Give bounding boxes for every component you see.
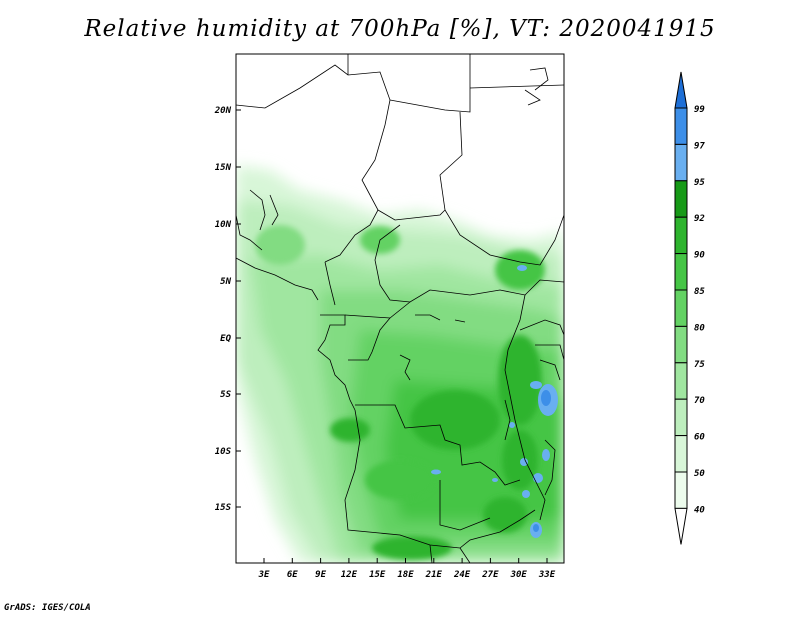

* * * * * * * * *

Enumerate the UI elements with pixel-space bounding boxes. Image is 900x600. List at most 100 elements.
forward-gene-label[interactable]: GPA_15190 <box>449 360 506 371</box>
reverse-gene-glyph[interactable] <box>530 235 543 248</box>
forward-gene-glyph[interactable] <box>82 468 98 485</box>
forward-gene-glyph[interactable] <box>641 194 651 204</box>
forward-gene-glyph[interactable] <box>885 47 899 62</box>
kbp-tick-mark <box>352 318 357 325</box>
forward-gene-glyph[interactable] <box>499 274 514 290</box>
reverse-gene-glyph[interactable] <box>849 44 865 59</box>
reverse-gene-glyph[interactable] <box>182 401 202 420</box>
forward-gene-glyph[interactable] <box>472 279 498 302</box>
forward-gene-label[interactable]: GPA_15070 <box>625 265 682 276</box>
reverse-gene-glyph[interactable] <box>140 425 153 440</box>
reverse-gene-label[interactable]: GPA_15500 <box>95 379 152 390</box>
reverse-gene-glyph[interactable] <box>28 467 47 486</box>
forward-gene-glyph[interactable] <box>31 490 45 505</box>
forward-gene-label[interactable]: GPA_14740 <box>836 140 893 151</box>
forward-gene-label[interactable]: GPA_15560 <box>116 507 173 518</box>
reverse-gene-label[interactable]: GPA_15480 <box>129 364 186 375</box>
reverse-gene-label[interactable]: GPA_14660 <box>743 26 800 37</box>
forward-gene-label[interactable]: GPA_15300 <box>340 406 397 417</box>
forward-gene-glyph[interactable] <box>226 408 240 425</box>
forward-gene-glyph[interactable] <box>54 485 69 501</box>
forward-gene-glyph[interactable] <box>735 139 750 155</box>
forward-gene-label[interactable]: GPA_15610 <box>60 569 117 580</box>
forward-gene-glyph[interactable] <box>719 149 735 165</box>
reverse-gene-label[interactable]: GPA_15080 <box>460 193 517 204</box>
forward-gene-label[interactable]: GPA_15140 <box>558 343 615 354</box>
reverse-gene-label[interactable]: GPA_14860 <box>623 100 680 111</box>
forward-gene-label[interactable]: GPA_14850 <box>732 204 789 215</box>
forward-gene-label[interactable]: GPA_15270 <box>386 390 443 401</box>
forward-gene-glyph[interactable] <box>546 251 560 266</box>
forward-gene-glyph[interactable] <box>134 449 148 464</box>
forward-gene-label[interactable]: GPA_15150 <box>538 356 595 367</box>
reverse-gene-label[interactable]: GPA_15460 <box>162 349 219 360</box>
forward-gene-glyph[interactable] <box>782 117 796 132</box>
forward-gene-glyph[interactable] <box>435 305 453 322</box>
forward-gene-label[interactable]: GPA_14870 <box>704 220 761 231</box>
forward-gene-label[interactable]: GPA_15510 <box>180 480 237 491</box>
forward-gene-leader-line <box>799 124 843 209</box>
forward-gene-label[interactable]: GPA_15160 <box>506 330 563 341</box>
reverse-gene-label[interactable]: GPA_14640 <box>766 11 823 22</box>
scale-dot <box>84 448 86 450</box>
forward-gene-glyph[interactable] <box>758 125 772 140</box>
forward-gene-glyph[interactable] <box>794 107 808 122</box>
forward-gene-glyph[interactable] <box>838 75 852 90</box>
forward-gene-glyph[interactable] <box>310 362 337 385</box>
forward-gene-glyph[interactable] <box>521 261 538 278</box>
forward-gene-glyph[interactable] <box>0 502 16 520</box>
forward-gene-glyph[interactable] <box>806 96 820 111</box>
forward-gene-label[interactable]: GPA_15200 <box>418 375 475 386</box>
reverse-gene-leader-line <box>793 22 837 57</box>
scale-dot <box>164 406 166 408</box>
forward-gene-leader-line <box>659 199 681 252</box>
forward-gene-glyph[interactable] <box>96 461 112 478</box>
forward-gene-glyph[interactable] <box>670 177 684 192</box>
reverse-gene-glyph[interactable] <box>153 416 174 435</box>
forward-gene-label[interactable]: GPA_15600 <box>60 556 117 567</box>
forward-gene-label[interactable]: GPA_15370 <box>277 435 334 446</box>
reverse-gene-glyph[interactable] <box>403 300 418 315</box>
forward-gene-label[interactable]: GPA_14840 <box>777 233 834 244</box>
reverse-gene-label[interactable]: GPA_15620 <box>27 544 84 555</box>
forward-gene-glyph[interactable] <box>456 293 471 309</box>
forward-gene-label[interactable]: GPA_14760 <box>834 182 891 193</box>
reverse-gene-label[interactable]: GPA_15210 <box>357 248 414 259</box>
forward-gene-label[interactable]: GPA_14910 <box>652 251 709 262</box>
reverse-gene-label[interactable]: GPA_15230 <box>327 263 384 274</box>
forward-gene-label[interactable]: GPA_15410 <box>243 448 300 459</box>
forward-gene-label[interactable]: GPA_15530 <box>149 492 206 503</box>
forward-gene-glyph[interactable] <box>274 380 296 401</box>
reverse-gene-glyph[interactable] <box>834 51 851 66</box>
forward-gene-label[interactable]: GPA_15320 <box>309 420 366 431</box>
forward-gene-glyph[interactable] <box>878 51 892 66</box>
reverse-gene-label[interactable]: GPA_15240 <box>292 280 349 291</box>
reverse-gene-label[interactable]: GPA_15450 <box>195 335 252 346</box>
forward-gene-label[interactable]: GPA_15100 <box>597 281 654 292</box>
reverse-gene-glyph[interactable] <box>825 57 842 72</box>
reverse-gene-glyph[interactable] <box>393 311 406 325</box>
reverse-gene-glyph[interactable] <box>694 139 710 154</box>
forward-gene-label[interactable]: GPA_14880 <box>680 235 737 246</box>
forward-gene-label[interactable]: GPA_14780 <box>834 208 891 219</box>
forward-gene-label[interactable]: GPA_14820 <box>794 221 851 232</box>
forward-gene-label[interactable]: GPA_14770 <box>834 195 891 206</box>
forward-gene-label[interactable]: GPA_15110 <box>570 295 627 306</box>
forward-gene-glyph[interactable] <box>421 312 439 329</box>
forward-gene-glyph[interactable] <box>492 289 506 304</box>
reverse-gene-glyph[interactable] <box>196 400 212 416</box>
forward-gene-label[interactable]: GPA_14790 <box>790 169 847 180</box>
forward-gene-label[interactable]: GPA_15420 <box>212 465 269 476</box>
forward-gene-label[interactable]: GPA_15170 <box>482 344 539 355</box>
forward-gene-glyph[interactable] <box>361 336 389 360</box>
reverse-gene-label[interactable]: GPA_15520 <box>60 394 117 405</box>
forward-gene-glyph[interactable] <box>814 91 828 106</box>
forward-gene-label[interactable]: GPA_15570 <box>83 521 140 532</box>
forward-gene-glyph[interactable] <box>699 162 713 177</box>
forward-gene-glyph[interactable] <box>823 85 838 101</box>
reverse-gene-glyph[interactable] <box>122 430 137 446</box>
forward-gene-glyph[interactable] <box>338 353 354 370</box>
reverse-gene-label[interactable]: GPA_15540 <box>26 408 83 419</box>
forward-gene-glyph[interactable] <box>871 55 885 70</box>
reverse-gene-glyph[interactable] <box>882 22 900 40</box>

* * * * * * * * *

> WORK TO BE COMPLETED
Reproduce verbatim only the lines of the entries from the line that contains "Enumerate the UI" through the line that contains "reverse-gene-glyph[interactable] <box>28 467", including both of those lines.

> WRITTEN ANSWER
Enumerate the UI elements with pixel-space bounding boxes. Image is 900x600. List at most 100 elements.
forward-gene-label[interactable]: GPA_15190 <box>449 360 506 371</box>
reverse-gene-glyph[interactable] <box>530 235 543 248</box>
forward-gene-glyph[interactable] <box>82 468 98 485</box>
forward-gene-glyph[interactable] <box>641 194 651 204</box>
forward-gene-glyph[interactable] <box>885 47 899 62</box>
kbp-tick-mark <box>352 318 357 325</box>
forward-gene-glyph[interactable] <box>499 274 514 290</box>
reverse-gene-glyph[interactable] <box>849 44 865 59</box>
reverse-gene-glyph[interactable] <box>182 401 202 420</box>
forward-gene-glyph[interactable] <box>472 279 498 302</box>
forward-gene-label[interactable]: GPA_15070 <box>625 265 682 276</box>
reverse-gene-glyph[interactable] <box>140 425 153 440</box>
reverse-gene-label[interactable]: GPA_15500 <box>95 379 152 390</box>
reverse-gene-glyph[interactable] <box>28 467 47 486</box>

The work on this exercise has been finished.